▶ Set exercise
Count every line of these entries that holds the word "Population", and reply with the number only.

▶ Listing
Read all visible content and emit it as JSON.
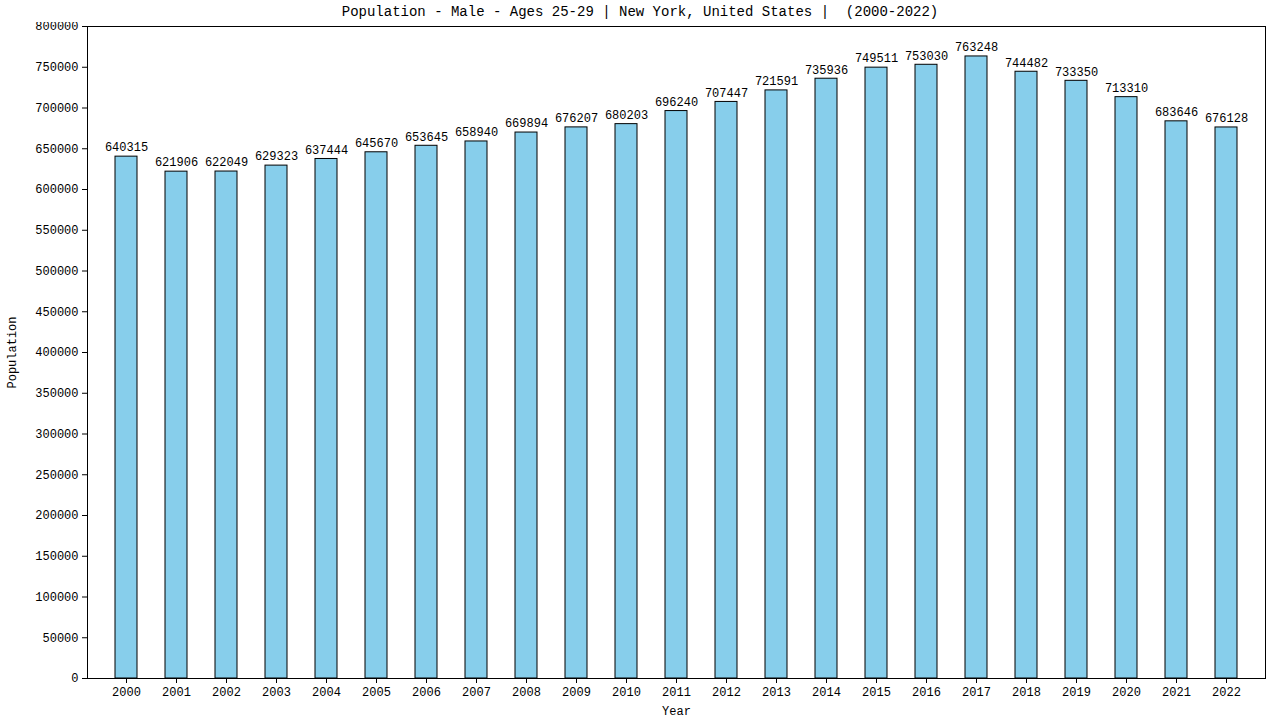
{
  "chart_data": {
    "type": "bar",
    "title": "Population - Male - Ages 25-29 | New York, United States |  (2000-2022)",
    "x_label": "Year",
    "y_label": "Population",
    "categories": [
      "2000",
      "2001",
      "2002",
      "2003",
      "2004",
      "2005",
      "2006",
      "2007",
      "2008",
      "2009",
      "2010",
      "2011",
      "2012",
      "2013",
      "2014",
      "2015",
      "2016",
      "2017",
      "2018",
      "2019",
      "2020",
      "2021",
      "2022"
    ],
    "values": [
      640315,
      621906,
      622049,
      629323,
      637444,
      645670,
      653645,
      658940,
      669894,
      676207,
      680203,
      696240,
      707447,
      721591,
      735936,
      749511,
      753030,
      763248,
      744482,
      733350,
      713310,
      683646,
      676128
    ],
    "color": "#87ceeb",
    "ylim": [
      0,
      800000
    ],
    "yticks": [
      0,
      50000,
      100000,
      150000,
      200000,
      250000,
      300000,
      350000,
      400000,
      450000,
      500000,
      550000,
      600000,
      650000,
      700000,
      750000,
      800000
    ],
    "grid": false,
    "data_labels": true
  }
}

▶ Result below
2